(Rows from a dataset)

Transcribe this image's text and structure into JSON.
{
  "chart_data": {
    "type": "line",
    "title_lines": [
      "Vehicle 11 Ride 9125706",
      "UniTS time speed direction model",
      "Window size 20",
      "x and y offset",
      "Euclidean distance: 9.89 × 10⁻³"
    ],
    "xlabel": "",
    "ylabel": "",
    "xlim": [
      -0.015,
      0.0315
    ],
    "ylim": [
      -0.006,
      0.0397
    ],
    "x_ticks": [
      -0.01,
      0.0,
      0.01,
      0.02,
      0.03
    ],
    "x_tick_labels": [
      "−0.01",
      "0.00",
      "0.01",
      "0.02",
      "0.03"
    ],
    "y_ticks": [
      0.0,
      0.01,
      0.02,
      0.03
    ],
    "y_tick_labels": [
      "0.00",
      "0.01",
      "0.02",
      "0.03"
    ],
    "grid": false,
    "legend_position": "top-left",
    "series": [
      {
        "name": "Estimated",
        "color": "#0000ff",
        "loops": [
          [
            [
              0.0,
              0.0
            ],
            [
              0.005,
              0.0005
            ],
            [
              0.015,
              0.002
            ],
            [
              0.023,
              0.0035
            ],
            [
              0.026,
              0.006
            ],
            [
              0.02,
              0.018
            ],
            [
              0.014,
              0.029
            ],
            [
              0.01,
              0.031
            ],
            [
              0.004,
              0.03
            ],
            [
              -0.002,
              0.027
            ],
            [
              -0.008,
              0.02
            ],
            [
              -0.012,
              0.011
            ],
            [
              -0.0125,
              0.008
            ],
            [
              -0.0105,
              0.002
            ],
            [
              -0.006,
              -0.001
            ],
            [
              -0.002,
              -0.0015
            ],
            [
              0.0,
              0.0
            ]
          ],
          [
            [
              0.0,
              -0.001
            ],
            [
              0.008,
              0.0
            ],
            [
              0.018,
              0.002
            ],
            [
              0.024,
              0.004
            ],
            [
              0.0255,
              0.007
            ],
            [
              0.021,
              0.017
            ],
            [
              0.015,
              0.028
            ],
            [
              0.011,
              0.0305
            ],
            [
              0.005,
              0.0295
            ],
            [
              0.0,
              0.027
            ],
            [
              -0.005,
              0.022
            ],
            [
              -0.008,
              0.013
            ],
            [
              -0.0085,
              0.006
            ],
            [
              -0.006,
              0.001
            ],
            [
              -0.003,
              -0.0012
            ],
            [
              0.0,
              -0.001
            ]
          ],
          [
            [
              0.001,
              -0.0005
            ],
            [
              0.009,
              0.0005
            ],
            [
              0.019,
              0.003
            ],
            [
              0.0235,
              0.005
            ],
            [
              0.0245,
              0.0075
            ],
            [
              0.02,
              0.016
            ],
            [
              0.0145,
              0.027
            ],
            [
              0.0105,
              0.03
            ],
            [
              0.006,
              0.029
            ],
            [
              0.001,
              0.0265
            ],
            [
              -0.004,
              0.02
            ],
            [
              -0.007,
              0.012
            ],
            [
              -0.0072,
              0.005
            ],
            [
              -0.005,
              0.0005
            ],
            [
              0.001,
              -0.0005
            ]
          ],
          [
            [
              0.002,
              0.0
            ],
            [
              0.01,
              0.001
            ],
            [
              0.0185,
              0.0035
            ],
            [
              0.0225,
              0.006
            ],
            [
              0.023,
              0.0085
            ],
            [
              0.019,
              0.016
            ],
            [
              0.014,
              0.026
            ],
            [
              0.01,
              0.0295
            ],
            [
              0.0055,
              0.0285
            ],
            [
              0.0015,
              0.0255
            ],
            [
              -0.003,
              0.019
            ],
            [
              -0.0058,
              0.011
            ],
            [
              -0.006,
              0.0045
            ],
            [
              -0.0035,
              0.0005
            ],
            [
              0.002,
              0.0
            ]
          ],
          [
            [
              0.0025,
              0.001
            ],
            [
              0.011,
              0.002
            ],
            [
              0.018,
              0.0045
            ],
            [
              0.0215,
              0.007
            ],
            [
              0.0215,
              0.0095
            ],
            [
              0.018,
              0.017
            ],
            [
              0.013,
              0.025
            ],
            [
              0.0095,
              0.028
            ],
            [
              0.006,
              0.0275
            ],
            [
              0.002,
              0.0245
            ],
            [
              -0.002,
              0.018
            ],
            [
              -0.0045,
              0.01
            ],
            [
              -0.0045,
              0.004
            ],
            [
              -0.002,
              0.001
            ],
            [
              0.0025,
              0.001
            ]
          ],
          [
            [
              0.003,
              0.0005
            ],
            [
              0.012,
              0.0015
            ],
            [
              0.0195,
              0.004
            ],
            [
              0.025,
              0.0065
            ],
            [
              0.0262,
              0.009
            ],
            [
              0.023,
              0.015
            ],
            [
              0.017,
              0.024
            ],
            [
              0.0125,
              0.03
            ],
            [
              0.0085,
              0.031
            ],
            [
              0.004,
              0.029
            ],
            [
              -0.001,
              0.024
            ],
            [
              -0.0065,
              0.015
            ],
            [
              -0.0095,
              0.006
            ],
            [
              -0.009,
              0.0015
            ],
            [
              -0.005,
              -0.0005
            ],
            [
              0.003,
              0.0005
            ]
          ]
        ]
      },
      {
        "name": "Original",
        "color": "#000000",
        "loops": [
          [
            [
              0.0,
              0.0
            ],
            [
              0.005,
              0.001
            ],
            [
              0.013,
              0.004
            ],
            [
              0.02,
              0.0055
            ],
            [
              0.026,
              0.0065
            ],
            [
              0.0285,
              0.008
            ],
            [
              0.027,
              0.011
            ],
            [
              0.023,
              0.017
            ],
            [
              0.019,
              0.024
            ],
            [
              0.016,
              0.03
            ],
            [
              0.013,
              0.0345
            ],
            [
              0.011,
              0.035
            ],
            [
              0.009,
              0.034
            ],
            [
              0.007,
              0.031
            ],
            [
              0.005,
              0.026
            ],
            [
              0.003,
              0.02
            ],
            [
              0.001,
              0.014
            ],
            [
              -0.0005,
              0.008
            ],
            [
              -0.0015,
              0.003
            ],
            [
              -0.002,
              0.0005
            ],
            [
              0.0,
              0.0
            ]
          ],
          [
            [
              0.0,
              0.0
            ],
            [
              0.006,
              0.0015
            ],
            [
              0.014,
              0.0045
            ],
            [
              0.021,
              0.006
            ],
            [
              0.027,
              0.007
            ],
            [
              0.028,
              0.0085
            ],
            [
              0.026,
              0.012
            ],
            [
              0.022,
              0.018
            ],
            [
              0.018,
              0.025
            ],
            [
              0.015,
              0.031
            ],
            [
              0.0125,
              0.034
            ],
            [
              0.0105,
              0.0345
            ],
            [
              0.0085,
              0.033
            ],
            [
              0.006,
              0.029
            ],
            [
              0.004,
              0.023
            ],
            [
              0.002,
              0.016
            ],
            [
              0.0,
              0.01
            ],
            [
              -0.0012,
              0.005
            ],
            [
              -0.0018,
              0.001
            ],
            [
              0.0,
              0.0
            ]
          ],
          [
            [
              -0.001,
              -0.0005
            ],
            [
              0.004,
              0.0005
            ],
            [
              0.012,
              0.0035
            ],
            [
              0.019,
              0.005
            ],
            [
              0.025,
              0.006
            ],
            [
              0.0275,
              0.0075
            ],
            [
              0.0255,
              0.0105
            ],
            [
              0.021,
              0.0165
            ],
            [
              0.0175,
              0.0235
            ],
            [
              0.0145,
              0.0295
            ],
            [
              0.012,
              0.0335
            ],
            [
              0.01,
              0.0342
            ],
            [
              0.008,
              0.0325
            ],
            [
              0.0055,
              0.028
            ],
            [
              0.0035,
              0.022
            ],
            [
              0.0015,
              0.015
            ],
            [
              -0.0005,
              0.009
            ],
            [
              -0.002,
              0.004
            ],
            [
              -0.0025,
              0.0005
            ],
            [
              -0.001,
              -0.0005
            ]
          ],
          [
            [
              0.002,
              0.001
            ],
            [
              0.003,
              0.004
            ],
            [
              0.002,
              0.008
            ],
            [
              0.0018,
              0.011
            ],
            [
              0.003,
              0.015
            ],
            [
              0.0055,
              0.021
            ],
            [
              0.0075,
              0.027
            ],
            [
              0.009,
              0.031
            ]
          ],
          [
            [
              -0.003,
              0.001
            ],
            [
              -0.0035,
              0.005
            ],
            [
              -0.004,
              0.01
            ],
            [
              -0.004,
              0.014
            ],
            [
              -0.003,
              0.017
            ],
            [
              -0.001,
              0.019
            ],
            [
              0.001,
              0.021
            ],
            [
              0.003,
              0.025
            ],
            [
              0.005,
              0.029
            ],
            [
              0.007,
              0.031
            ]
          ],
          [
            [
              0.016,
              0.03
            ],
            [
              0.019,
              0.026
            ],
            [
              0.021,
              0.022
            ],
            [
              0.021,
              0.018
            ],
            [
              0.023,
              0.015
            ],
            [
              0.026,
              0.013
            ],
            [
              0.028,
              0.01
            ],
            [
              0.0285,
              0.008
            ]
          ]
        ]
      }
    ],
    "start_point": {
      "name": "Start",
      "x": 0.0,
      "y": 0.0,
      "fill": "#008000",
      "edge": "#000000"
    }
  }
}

### [Task goal]
Extract each line from the listing that holds the word "name".

### [Solved exercise]
        "name": "Estimated",
        "name": "Original",
      "name": "Start",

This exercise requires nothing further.